> **Consigna A**
Explique, en una a tres oraciones, por qué la reseña considera que fracasa la apuesta por el feísmo.
> **Consigna B**
Responda las siguientes preguntas sobre la reseña:
(i) ¿Qué mezcla busca generar el modo de hablar y la postura corporal de cada actor?
(ii) ¿Con qué se compara el humor?
(iii) ¿Qué déficit de mucho arte de vanguardia sufre la película?
> **Consigna C**
Transcriba sin cambios todo el pasaje de la reseña, desde "En el mismo" hasta "obra en sí.", ambos incluidos.

··· Sección del documento ···

Es admirable lo que hacen los actores, algo que es inevitable atribuir también a la marcación de la directora. Cada uno de ellos desarrolla un modo de hablar particular y una postura corporal que los hace únicos, siempre al servicio de generar una mezcla rara de incomodidad, ternura y comicidad. Sin embargo, la acumulación me generó más hastío y fastidio que gracia. Las situaciones y sus resoluciones eluden inteligentemente la parodia y el costumbrismo (aunque rodean sus bordes), pero la persistencia en la vocación por generar comicidad, paradójicamente, termina por atentar contra su propio objetivo. El humor, como la poesía, sucede o no sucede. El camino que elige Salas parece ser el correcto, porque los actores se toman en serio las situaciones y nunca “quieren hacerse los graciosos”, pero el conjunto produce una sensación de banalidad que de una forma atenta contra la comicidad. Es como si se notara demasiado que Salas quiere que uno se ría, pero no logra que uno se crea del todo la situación sobre la que se establece el gag o el absurdo. La búsqueda de lo cómico antecede a la situación y creo que debería ser al revés.
En el mismo sentido tampoco se termina de generar una empatía emocional con los personajes. La ternura está enunciada, pero no se muestra. Algo parecido a lo que sucede con los espacios. La belleza heterodoxa que la directora reivindica en ciertos lugares de la Provincia de Buenos Aires, o en cierta arquitectura de belleza no hegemónica, es una declaración de intención pero no se traduce en las imágenes. La apuesta por el feísmo, una tradición de la vanguardia, fracasa, porque no establece una forma de belleza a partir de lo supuestamente feo. La belleza se declama pero no se ve. En este aspecto, la película sufre el déficit de mucho arte de vanguardia, en el que el concepto es más importante que la obra en sí.

··· Extractos del conjunto ···

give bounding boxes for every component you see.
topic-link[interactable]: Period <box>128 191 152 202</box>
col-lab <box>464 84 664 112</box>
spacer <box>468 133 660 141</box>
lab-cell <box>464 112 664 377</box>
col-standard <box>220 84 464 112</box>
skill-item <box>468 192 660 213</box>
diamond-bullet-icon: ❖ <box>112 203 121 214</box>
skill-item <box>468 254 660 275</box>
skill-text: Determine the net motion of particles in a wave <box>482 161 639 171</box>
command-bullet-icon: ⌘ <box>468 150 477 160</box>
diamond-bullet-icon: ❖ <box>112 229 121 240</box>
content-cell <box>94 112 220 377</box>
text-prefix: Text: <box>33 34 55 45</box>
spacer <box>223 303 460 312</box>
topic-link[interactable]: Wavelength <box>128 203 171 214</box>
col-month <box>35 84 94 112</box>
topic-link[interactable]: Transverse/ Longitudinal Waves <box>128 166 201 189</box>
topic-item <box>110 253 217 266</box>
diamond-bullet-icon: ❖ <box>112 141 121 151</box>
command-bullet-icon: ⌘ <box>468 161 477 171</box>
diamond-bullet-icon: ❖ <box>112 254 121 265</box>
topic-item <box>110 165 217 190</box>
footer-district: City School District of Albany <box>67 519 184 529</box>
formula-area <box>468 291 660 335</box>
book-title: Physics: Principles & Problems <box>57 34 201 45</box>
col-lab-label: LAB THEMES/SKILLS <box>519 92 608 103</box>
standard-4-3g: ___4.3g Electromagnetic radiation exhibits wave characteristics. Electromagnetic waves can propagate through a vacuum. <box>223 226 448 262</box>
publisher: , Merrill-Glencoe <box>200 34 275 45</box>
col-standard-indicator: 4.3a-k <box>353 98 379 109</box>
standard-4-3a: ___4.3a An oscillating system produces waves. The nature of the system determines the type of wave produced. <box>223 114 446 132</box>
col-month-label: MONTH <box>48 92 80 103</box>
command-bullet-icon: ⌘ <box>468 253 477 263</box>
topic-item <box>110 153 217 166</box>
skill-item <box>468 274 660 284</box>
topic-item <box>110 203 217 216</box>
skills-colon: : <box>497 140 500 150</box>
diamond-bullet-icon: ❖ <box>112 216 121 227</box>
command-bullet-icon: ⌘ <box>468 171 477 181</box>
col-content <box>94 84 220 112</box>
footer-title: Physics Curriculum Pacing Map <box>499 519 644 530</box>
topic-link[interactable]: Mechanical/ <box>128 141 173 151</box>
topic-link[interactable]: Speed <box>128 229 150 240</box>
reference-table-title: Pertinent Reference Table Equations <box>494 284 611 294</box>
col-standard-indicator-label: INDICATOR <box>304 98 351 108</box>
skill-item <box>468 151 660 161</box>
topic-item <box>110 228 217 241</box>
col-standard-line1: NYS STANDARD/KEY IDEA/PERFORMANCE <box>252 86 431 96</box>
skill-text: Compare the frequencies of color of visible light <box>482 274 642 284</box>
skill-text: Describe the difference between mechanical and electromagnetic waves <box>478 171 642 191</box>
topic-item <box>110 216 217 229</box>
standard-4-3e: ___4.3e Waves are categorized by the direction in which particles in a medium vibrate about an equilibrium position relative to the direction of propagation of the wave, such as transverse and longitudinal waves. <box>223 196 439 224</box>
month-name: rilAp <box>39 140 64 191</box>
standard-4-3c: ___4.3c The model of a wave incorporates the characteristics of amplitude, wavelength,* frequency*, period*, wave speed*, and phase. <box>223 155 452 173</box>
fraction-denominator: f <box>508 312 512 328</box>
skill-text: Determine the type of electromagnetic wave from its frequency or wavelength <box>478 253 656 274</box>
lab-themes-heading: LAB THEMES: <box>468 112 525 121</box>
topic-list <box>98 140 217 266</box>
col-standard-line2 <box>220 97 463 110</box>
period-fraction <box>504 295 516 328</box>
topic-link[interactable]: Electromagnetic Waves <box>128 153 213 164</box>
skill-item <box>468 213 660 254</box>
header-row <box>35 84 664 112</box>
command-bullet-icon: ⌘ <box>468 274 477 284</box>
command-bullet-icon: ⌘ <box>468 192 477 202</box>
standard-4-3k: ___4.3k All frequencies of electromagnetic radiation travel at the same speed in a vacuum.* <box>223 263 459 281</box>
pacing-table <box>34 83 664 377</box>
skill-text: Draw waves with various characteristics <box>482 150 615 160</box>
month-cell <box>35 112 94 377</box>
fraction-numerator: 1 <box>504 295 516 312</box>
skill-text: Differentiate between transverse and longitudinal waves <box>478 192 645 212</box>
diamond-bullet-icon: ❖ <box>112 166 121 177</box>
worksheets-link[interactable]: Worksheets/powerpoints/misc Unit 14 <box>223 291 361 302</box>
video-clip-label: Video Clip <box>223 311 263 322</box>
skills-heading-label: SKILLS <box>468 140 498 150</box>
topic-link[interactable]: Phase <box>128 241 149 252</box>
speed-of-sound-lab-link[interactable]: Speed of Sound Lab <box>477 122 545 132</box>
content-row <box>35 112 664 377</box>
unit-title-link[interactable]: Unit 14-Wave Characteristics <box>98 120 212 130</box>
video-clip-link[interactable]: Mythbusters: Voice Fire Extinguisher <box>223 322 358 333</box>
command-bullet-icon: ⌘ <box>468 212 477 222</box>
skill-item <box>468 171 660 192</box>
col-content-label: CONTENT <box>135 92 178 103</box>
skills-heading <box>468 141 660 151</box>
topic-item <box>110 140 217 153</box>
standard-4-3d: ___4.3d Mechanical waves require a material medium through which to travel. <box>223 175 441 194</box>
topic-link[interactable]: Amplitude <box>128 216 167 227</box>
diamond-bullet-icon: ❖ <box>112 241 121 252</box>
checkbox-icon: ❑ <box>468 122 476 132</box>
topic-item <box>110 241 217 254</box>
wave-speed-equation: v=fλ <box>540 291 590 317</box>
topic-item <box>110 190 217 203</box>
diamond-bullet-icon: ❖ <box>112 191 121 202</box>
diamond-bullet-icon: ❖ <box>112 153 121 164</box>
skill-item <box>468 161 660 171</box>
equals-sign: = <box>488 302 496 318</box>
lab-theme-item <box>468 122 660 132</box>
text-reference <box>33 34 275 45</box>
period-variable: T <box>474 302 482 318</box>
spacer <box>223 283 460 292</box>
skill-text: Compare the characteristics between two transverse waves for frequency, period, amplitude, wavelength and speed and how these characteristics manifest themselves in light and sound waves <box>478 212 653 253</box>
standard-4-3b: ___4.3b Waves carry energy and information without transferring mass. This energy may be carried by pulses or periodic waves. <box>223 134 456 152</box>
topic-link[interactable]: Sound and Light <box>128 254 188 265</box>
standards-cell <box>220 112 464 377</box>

···

> **Respuesta escrita A**
La reseña sostiene que la apuesta por el feísmo fracasa porque no establece una forma de belleza a partir de lo supuestamente feo. Según el texto, la belleza se declama, pero no se ve.

> **Respuesta escrita B**
(i) Una mezcla rara de incomodidad, ternura y comicidad.
(ii) Con la poesía, porque sucede o no sucede.
(iii) El concepto es más importante que la obra en sí.

> **Respuesta escrita C**
En el mismo sentido tampoco se termina de generar una empatía emocional con los personajes. La ternura está enunciada, pero no se muestra. Algo parecido a lo que sucede con los espacios. La belleza heterodoxa que la directora reivindica en ciertos lugares de la Provincia de Buenos Aires, o en cierta arquitectura de belleza no hegemónica, es una declaración de intención pero no se traduce en las imágenes. La apuesta por el feísmo, una tradición de la vanguardia, fracasa, porque no establece una forma de belleza a partir de lo supuestamente feo. La belleza se declama pero no se ve. En este aspecto, la película sufre el déficit de mucho arte de vanguardia, en el que el concepto es más importante que la obra en sí.